Present the listing below as a Markdown table with two columns, Row and Entry, giving each line its own numbered row and omitting blank lines.
>> Begin RECORDS FOR THIS EXERCISE
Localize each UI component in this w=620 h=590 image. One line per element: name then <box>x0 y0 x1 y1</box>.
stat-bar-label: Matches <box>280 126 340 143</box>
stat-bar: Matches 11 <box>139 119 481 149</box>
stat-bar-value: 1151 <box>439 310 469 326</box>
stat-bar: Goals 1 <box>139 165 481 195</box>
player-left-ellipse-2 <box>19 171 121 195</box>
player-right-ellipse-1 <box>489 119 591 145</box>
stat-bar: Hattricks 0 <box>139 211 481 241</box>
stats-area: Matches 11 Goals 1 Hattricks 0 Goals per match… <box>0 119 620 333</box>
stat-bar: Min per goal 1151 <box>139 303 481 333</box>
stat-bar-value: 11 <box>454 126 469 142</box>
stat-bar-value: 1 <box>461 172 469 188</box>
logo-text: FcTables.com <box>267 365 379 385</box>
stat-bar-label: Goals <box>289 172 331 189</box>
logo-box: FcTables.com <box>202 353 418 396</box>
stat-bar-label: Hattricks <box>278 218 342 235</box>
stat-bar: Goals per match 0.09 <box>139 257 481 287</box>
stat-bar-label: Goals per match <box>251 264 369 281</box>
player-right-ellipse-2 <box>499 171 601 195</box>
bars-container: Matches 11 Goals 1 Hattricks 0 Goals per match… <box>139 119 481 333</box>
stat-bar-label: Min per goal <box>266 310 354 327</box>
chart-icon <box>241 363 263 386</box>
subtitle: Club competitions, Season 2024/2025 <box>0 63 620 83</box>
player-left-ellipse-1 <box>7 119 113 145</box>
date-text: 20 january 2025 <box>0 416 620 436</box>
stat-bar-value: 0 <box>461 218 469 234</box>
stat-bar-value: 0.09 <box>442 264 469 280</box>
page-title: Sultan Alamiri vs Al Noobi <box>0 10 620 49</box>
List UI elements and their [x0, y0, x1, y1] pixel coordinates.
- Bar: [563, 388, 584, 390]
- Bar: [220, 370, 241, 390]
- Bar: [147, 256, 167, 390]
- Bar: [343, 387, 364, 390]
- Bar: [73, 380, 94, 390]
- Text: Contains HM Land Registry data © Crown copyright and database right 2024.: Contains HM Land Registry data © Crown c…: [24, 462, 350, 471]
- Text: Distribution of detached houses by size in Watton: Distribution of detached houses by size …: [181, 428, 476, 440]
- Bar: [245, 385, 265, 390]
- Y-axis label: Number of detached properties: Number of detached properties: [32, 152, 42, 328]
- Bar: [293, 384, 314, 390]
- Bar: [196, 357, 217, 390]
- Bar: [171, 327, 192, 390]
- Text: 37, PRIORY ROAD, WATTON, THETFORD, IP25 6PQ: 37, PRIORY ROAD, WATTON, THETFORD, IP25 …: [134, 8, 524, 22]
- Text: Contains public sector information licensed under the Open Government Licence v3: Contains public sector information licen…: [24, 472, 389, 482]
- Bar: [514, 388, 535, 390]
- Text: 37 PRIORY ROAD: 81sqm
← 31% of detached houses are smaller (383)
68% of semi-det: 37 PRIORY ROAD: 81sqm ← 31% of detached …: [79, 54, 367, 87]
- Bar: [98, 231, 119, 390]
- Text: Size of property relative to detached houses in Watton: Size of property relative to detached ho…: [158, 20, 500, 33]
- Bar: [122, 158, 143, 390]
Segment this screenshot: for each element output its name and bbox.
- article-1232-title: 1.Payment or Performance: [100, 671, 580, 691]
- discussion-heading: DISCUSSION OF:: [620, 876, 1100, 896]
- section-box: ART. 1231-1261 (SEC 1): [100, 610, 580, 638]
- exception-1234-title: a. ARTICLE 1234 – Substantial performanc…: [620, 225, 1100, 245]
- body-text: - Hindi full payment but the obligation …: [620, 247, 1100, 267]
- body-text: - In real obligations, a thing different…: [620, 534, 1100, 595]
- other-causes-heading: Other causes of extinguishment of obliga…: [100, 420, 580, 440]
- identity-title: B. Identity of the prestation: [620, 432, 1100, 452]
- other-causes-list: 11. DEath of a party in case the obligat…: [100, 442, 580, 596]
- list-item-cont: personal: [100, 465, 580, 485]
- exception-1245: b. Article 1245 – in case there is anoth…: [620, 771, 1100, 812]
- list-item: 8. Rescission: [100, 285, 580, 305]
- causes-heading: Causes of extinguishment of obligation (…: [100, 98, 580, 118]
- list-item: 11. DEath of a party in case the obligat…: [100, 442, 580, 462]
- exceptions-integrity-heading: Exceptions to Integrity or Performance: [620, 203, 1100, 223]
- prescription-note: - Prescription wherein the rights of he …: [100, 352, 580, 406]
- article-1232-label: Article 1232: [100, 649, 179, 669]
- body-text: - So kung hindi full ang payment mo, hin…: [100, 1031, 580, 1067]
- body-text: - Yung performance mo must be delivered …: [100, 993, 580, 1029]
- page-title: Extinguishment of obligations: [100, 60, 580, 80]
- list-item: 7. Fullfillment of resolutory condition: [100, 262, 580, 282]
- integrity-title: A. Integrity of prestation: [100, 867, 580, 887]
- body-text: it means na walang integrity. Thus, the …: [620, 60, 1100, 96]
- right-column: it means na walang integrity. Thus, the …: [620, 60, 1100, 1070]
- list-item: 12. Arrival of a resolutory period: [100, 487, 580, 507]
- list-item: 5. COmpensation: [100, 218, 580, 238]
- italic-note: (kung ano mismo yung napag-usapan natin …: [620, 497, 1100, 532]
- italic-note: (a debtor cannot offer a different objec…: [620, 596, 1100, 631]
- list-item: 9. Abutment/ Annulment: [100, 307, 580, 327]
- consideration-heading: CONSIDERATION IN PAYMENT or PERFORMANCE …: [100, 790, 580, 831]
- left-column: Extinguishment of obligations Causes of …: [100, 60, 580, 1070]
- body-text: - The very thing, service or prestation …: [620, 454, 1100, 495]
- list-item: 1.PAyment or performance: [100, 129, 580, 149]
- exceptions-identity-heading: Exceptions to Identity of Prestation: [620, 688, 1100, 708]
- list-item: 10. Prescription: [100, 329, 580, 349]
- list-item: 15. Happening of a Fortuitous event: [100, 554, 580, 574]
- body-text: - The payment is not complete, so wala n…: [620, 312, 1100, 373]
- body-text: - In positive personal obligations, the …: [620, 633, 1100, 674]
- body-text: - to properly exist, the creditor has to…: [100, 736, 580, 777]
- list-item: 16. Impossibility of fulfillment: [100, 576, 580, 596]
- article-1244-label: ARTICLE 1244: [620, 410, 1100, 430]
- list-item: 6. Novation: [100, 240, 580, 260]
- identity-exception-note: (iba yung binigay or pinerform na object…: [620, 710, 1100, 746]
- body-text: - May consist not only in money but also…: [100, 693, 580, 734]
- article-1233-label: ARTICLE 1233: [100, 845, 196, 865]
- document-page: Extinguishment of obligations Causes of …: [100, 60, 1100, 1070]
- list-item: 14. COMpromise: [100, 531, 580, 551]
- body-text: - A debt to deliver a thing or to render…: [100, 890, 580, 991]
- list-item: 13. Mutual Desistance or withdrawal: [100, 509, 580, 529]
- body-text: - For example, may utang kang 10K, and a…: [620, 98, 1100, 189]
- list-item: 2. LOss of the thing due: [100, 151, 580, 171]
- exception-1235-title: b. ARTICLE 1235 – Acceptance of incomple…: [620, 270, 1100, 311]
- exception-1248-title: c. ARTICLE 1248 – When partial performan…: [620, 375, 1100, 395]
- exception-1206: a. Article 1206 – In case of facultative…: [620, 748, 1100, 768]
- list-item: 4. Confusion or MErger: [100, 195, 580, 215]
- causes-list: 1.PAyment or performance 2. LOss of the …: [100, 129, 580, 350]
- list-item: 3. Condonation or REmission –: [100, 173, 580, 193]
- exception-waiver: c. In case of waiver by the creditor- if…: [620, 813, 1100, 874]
>> End RECORDS FOR THIS EXERCISE
* _FULL OUTPUT_
| Row | Entry |
|---|---|
| 1 | Localize each UI component in this w=620 h=590 image. One line per element: name then <box>x0 y0 x1 y1</box>. |
| 2 | stat-bar-label: Matches <box>280 126 340 143</box> |
| 3 | stat-bar: Matches 11 <box>139 119 481 149</box> |
| 4 | stat-bar-value: 1151 <box>439 310 469 326</box> |
| 5 | stat-bar: Goals 1 <box>139 165 481 195</box> |
| 6 | player-left-ellipse-2 <box>19 171 121 195</box> |
| 7 | player-right-ellipse-1 <box>489 119 591 145</box> |
| 8 | stat-bar: Hattricks 0 <box>139 211 481 241</box> |
| 9 | stats-area: Matches 11 Goals 1 Hattricks 0 Goals per match… <box>0 119 620 333</box> |
| 10 | stat-bar: Min per goal 1151 <box>139 303 481 333</box> |
| 11 | stat-bar-value: 11 <box>454 126 469 142</box> |
| 12 | stat-bar-value: 1 <box>461 172 469 188</box> |
| 13 | logo-text: FcTables.com <box>267 365 379 385</box> |
| 14 | stat-bar-label: Goals <box>289 172 331 189</box> |
| 15 | logo-box: FcTables.com <box>202 353 418 396</box> |
| 16 | stat-bar-label: Hattricks <box>278 218 342 235</box> |
| 17 | stat-bar: Goals per match 0.09 <box>139 257 481 287</box> |
| 18 | stat-bar-label: Goals per match <box>251 264 369 281</box> |
| 19 | player-right-ellipse-2 <box>499 171 601 195</box> |
| 20 | bars-container: Matches 11 Goals 1 Hattricks 0 Goals per match… <box>139 119 481 333</box> |
| 21 | stat-bar-label: Min per goal <box>266 310 354 327</box> |
| 22 | chart-icon <box>241 363 263 386</box> |
| 23 | subtitle: Club competitions, Season 2024/2025 <box>0 63 620 83</box> |
| 24 | player-left-ellipse-1 <box>7 119 113 145</box> |
| 25 | date-text: 20 january 2025 <box>0 416 620 436</box> |
| 26 | stat-bar-value: 0 <box>461 218 469 234</box> |
| 27 | stat-bar-value: 0.09 <box>442 264 469 280</box> |
| 28 | page-title: Sultan Alamiri vs Al Noobi <box>0 10 620 49</box> |
| 29 | List UI elements and their [x0, y0, x1, y1] pixel coordinates. |
| 30 | - Bar: [563, 388, 584, 390] |
| 31 | - Bar: [220, 370, 241, 390] |
| 32 | - Bar: [147, 256, 167, 390] |
| 33 | - Bar: [343, 387, 364, 390] |
| 34 | - Bar: [73, 380, 94, 390] |
| 35 | - Text: Contains HM Land Registry data © Crown copyright and database right 2024.: Contains HM Land Registry data © Crown c…: [24, 462, 350, 471] |
| 36 | - Text: Distribution of detached houses by size in Watton: Distribution of detached houses by size …: [181, 428, 476, 440] |
| 37 | - Bar: [245, 385, 265, 390] |
| 38 | - Y-axis label: Number of detached properties: Number of detached properties: [32, 152, 42, 328] |
| 39 | - Bar: [293, 384, 314, 390] |
| 40 | - Bar: [196, 357, 217, 390] |
| 41 | - Bar: [171, 327, 192, 390] |
| 42 | - Text: 37, PRIORY ROAD, WATTON, THETFORD, IP25 6PQ: 37, PRIORY ROAD, WATTON, THETFORD, IP25 …: [134, 8, 524, 22] |
| 43 | - Text: Contains public sector information licensed under the Open Government Licence v3: Contains public sector information licen…: [24, 472, 389, 482] |
| 44 | - Bar: [514, 388, 535, 390] |
| 45 | - Text: 37 PRIORY ROAD: 81sqm |
| 46 | ← 31% of detached houses are smaller (383) |
| 47 | 68% of semi-det: 37 PRIORY ROAD: 81sqm ← 31% of detached …: [79, 54, 367, 87] |
| 48 | - Bar: [98, 231, 119, 390] |
| 49 | - Text: Size of property relative to detached houses in Watton: Size of property relative to detached ho…: [158, 20, 500, 33] |
| 50 | - Bar: [122, 158, 143, 390] |
| 51 | Segment this screenshot: for each element output its name and bbox. |
| 52 | - article-1232-title: 1.Payment or Performance: [100, 671, 580, 691] |
| 53 | - discussion-heading: DISCUSSION OF:: [620, 876, 1100, 896] |
| 54 | - section-box: ART. 1231-1261 (SEC 1): [100, 610, 580, 638] |
| 55 | - exception-1234-title: a. ARTICLE 1234 – Substantial performanc…: [620, 225, 1100, 245] |
| 56 | - body-text: - Hindi full payment but the obligation …: [620, 247, 1100, 267] |
| 57 | - body-text: - In real obligations, a thing different…: [620, 534, 1100, 595] |
| 58 | - other-causes-heading: Other causes of extinguishment of obliga…: [100, 420, 580, 440] |
| 59 | - identity-title: B. Identity of the prestation: [620, 432, 1100, 452] |
| 60 | - other-causes-list: 11. DEath of a party in case the obligat…: [100, 442, 580, 596] |
| 61 | - list-item-cont: personal: [100, 465, 580, 485] |
| 62 | - exception-1245: b. Article 1245 – in case there is anoth…: [620, 771, 1100, 812] |
| 63 | - list-item: 8. Rescission: [100, 285, 580, 305] |
| 64 | - causes-heading: Causes of extinguishment of obligation (…: [100, 98, 580, 118] |
| 65 | - list-item: 11. DEath of a party in case the obligat…: [100, 442, 580, 462] |
| 66 | - exceptions-integrity-heading: Exceptions to Integrity or Performance: [620, 203, 1100, 223] |
| 67 | - prescription-note: - Prescription wherein the rights of he …: [100, 352, 580, 406] |
| 68 | - article-1232-label: Article 1232: [100, 649, 179, 669] |
| 69 | - body-text: - So kung hindi full ang payment mo, hin…: [100, 1031, 580, 1067] |
| 70 | - body-text: - Yung performance mo must be delivered …: [100, 993, 580, 1029] |
| 71 | - page-title: Extinguishment of obligations: [100, 60, 580, 80] |
| 72 | - list-item: 7. Fullfillment of resolutory condition: [100, 262, 580, 282] |
| 73 | - integrity-title: A. Integrity of prestation: [100, 867, 580, 887] |
| 74 | - body-text: it means na walang integrity. Thus, the …: [620, 60, 1100, 96] |
| 75 | - right-column: it means na walang integrity. Thus, the …: [620, 60, 1100, 1070] |
| 76 | - list-item: 12. Arrival of a resolutory period: [100, 487, 580, 507] |
| 77 | - list-item: 5. COmpensation: [100, 218, 580, 238] |
| 78 | - italic-note: (kung ano mismo yung napag-usapan natin …: [620, 497, 1100, 532] |
| 79 | - italic-note: (a debtor cannot offer a different objec…: [620, 596, 1100, 631] |
| 80 | - list-item: 9. Abutment/ Annulment: [100, 307, 580, 327] |
| 81 | - consideration-heading: CONSIDERATION IN PAYMENT or PERFORMANCE …: [100, 790, 580, 831] |
| 82 | - left-column: Extinguishment of obligations Causes of …: [100, 60, 580, 1070] |
| 83 | - body-text: - The very thing, service or prestation …: [620, 454, 1100, 495] |
| 84 | - list-item: 1.PAyment or performance: [100, 129, 580, 149] |
| 85 | - exceptions-identity-heading: Exceptions to Identity of Prestation: [620, 688, 1100, 708] |
| 86 | - list-item: 10. Prescription: [100, 329, 580, 349] |
| 87 | - list-item: 15. Happening of a Fortuitous event: [100, 554, 580, 574] |
| 88 | - body-text: - The payment is not complete, so wala n…: [620, 312, 1100, 373] |
| 89 | - body-text: - In positive personal obligations, the …: [620, 633, 1100, 674] |
| 90 | - body-text: - to properly exist, the creditor has to…: [100, 736, 580, 777] |
| 91 | - list-item: 16. Impossibility of fulfillment: [100, 576, 580, 596] |
| 92 | - article-1244-label: ARTICLE 1244: [620, 410, 1100, 430] |
| 93 | - list-item: 6. Novation: [100, 240, 580, 260] |
| 94 | - identity-exception-note: (iba yung binigay or pinerform na object…: [620, 710, 1100, 746] |
| 95 | - body-text: - May consist not only in money but also…: [100, 693, 580, 734] |
| 96 | - article-1233-label: ARTICLE 1233: [100, 845, 196, 865] |
| 97 | - document-page: Extinguishment of obligations Causes of …: [100, 60, 1100, 1070] |
| 98 | - list-item: 14. COMpromise: [100, 531, 580, 551] |
| 99 | - body-text: - A debt to deliver a thing or to render…: [100, 890, 580, 991] |
| 100 | - list-item: 13. Mutual Desistance or withdrawal: [100, 509, 580, 529] |
| 101 | - body-text: - For example, may utang kang 10K, and a…: [620, 98, 1100, 189] |
| 102 | - list-item: 2. LOss of the thing due: [100, 151, 580, 171] |
| 103 | - exception-1235-title: b. ARTICLE 1235 – Acceptance of incomple…: [620, 270, 1100, 311] |
| 104 | - exception-1248-title: c. ARTICLE 1248 – When partial performan…: [620, 375, 1100, 395] |
| 105 | - exception-1206: a. Article 1206 – In case of facultative…: [620, 748, 1100, 768] |
| 106 | - list-item: 4. Confusion or MErger: [100, 195, 580, 215] |
| 107 | - causes-list: 1.PAyment or performance 2. LOss of the …: [100, 129, 580, 350] |
| 108 | - list-item: 3. Condonation or REmission –: [100, 173, 580, 193] |
| 109 | - exception-waiver: c. In case of waiver by the creditor- if…: [620, 813, 1100, 874] |